--- start of Dataset records ---
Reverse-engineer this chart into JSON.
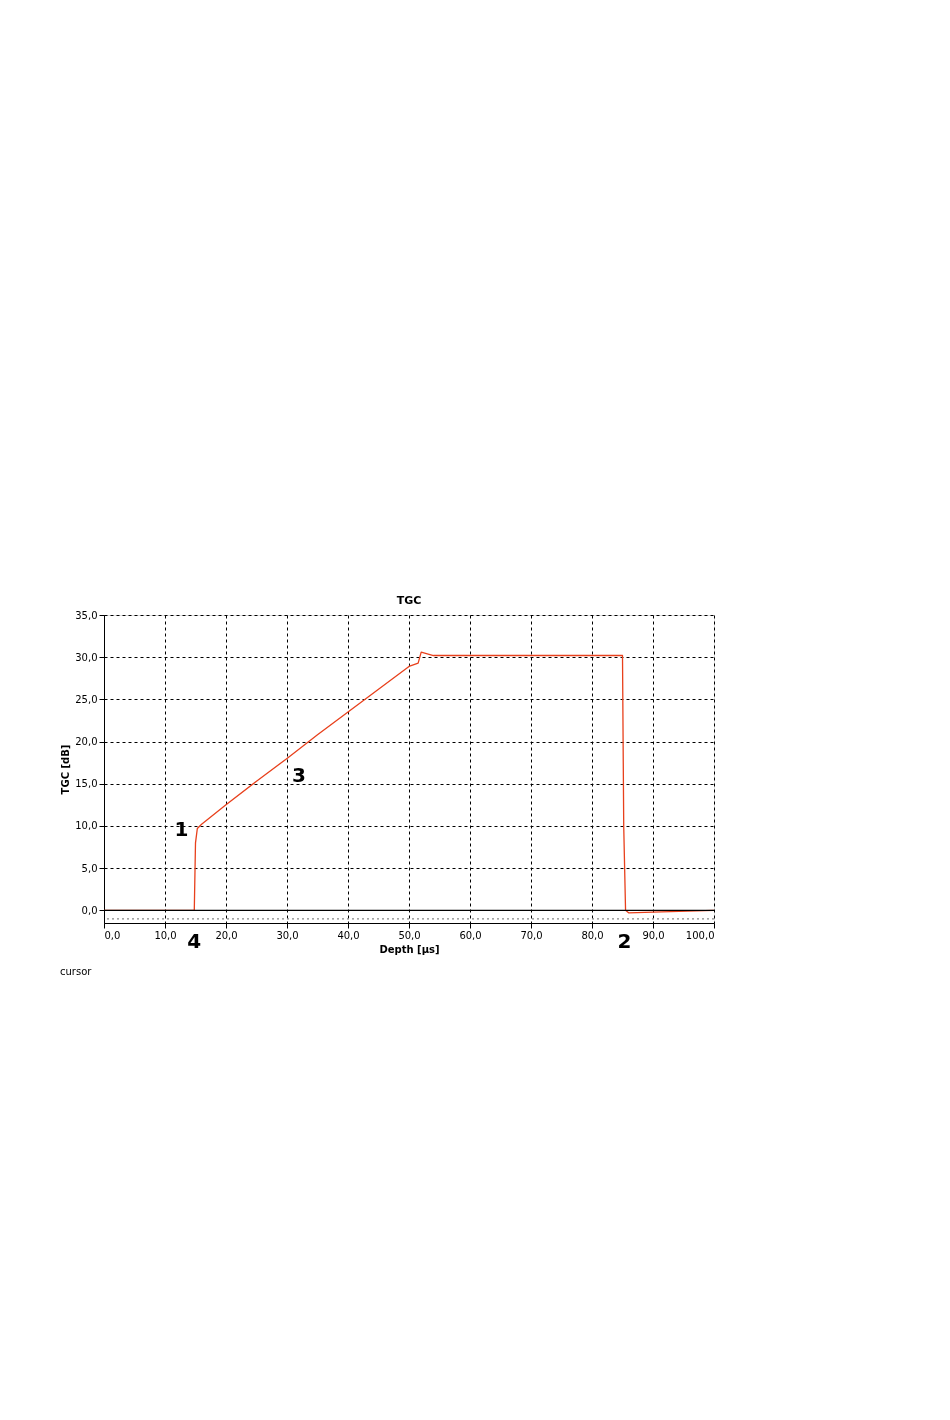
{
  "chart_data": {
    "type": "line",
    "title": "TGC",
    "xlabel": "Depth [µs]",
    "ylabel": "TGC [dB]",
    "x": [
      0,
      14.8,
      15.0,
      15.3,
      16,
      20,
      25,
      30,
      35,
      40,
      45,
      50,
      51.5,
      52,
      54,
      60,
      70,
      80,
      85,
      85.2,
      85.5,
      86,
      90,
      100
    ],
    "series": [
      {
        "color": "#e8401c",
        "values": [
          0,
          0,
          8,
          9.7,
          10.2,
          12.5,
          15.3,
          18,
          20.8,
          23.5,
          26.2,
          28.9,
          29.3,
          30.6,
          30.2,
          30.2,
          30.2,
          30.2,
          30.2,
          10,
          0,
          -0.3,
          -0.2,
          0
        ]
      }
    ],
    "xlim": [
      0,
      100
    ],
    "ylim": [
      -1.5,
      35
    ],
    "xticks": [
      {
        "value": 0,
        "label": "0,0"
      },
      {
        "value": 10,
        "label": "10,0"
      },
      {
        "value": 20,
        "label": "20,0"
      },
      {
        "value": 30,
        "label": "30,0"
      },
      {
        "value": 40,
        "label": "40,0"
      },
      {
        "value": 50,
        "label": "50,0"
      },
      {
        "value": 60,
        "label": "60,0"
      },
      {
        "value": 70,
        "label": "70,0"
      },
      {
        "value": 80,
        "label": "80,0"
      },
      {
        "value": 90,
        "label": "90,0"
      },
      {
        "value": 100,
        "label": "100,0"
      }
    ],
    "yticks": [
      {
        "value": 0,
        "label": "0,0"
      },
      {
        "value": 5,
        "label": "5,0"
      },
      {
        "value": 10,
        "label": "10,0"
      },
      {
        "value": 15,
        "label": "15,0"
      },
      {
        "value": 20,
        "label": "20,0"
      },
      {
        "value": 25,
        "label": "25,0"
      },
      {
        "value": 30,
        "label": "30,0"
      },
      {
        "value": 35,
        "label": "35,0"
      }
    ],
    "grid": true,
    "marker": "none",
    "line_style": "solid",
    "ref_lines": [
      {
        "axis": "y",
        "value": 0,
        "color": "#000000",
        "line_style": "solid"
      },
      {
        "axis": "y",
        "value": -1,
        "color": "#888888",
        "line_style": "dotted"
      }
    ],
    "annotations": [
      {
        "text": "1",
        "x": 15.3,
        "y": 9.7
      },
      {
        "text": "2",
        "x": 85.3,
        "y": 0
      },
      {
        "text": "3",
        "x": 30,
        "y": 18
      },
      {
        "text": "4",
        "x": 14.8,
        "y": 0
      },
      "cursor"
    ]
  }
}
--- end of Dataset records ---
Write out each line of the data exactly; the images should be left out.

Reverse-engineer this chart into JSON.
{
  "chart_data": {
    "type": "line",
    "title": "TGC",
    "xlabel": "Depth [µs]",
    "ylabel": "TGC [dB]",
    "x": [
      0,
      14.8,
      15.0,
      15.3,
      16,
      20,
      25,
      30,
      35,
      40,
      45,
      50,
      51.5,
      52,
      54,
      60,
      70,
      80,
      85,
      85.2,
      85.5,
      86,
      90,
      100
    ],
    "series": [
      {
        "color": "#e8401c",
        "values": [
          0,
          0,
          8,
          9.7,
          10.2,
          12.5,
          15.3,
          18,
          20.8,
          23.5,
          26.2,
          28.9,
          29.3,
          30.6,
          30.2,
          30.2,
          30.2,
          30.2,
          30.2,
          10,
          0,
          -0.3,
          -0.2,
          0
        ]
      }
    ],
    "xlim": [
      0,
      100
    ],
    "ylim": [
      -1.5,
      35
    ],
    "xticks": [
      {
        "value": 0,
        "label": "0,0"
      },
      {
        "value": 10,
        "label": "10,0"
      },
      {
        "value": 20,
        "label": "20,0"
      },
      {
        "value": 30,
        "label": "30,0"
      },
      {
        "value": 40,
        "label": "40,0"
      },
      {
        "value": 50,
        "label": "50,0"
      },
      {
        "value": 60,
        "label": "60,0"
      },
      {
        "value": 70,
        "label": "70,0"
      },
      {
        "value": 80,
        "label": "80,0"
      },
      {
        "value": 90,
        "label": "90,0"
      },
      {
        "value": 100,
        "label": "100,0"
      }
    ],
    "yticks": [
      {
        "value": 0,
        "label": "0,0"
      },
      {
        "value": 5,
        "label": "5,0"
      },
      {
        "value": 10,
        "label": "10,0"
      },
      {
        "value": 15,
        "label": "15,0"
      },
      {
        "value": 20,
        "label": "20,0"
      },
      {
        "value": 25,
        "label": "25,0"
      },
      {
        "value": 30,
        "label": "30,0"
      },
      {
        "value": 35,
        "label": "35,0"
      }
    ],
    "grid": true,
    "marker": "none",
    "line_style": "solid",
    "ref_lines": [
      {
        "axis": "y",
        "value": 0,
        "color": "#000000",
        "line_style": "solid"
      },
      {
        "axis": "y",
        "value": -1,
        "color": "#888888",
        "line_style": "dotted"
      }
    ],
    "annotations": [
      {
        "text": "1",
        "x": 15.3,
        "y": 9.7
      },
      {
        "text": "2",
        "x": 85.3,
        "y": 0
      },
      {
        "text": "3",
        "x": 30,
        "y": 18
      },
      {
        "text": "4",
        "x": 14.8,
        "y": 0
      },
      "cursor"
    ]
  }
}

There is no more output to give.